Set task ▸ Lines that hold the string "午间二星义工培训" are to be counted; give only their number.

** Begin Extracted entries **

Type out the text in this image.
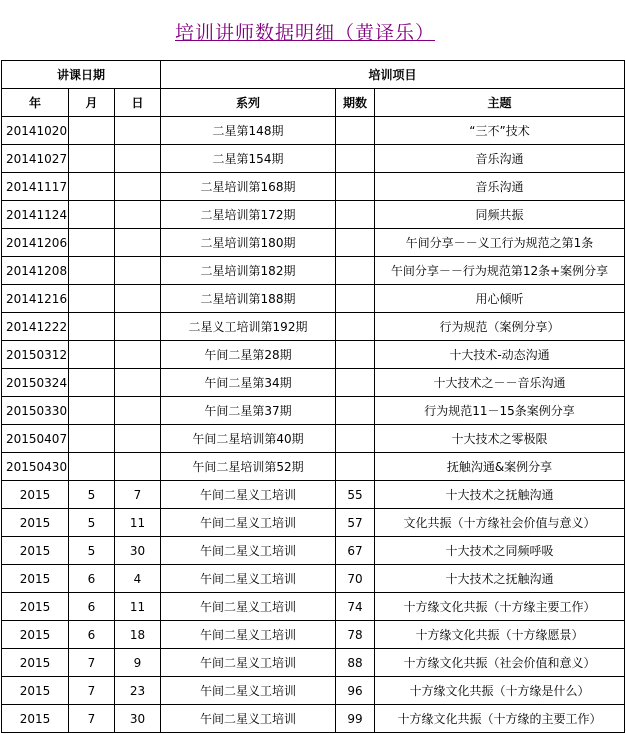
培训讲师数据明细（黄译乐）
讲课日期			培训项目		
年	月	日	系列	期数	主题
20141020			二星第148期		“三不”技术
20141027			二星第154期		音乐沟通
20141117			二星培训第168期		音乐沟通
20141124			二星培训第172期		同频共振
20141206			二星培训第180期		午间分享－－义工行为规范之第1条
20141208			二星培训第182期		午间分享－－行为规范第12条+案例分享
20141216			二星培训第188期		用心倾听
20141222			二星义工培训第192期		行为规范（案例分享）
20150312			午间二星第28期		十大技术-动态沟通
20150324			午间二星第34期		十大技术之－－音乐沟通
20150330			午间二星第37期		行为规范11－15条案例分享
20150407			午间二星培训第40期		十大技术之零极限
20150430			午间二星培训第52期		抚触沟通&案例分享
2015	5	7	午间二星义工培训	55	十大技术之抚触沟通
2015	5	11	午间二星义工培训	57	文化共振（十方缘社会价值与意义）
2015	5	30	午间二星义工培训	67	十大技术之同频呼吸
2015	6	4	午间二星义工培训	70	十大技术之抚触沟通
2015	6	11	午间二星义工培训	74	十方缘文化共振（十方缘主要工作）
2015	6	18	午间二星义工培训	78	十方缘文化共振（十方缘愿景）
2015	7	9	午间二星义工培训	88	十方缘文化共振（社会价值和意义）
2015	7	23	午间二星义工培训	96	十方缘文化共振（十方缘是什么）
2015	7	30	午间二星义工培训	99	十方缘文化共振（十方缘的主要工作）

** End Extracted entries **

Result ▸ 9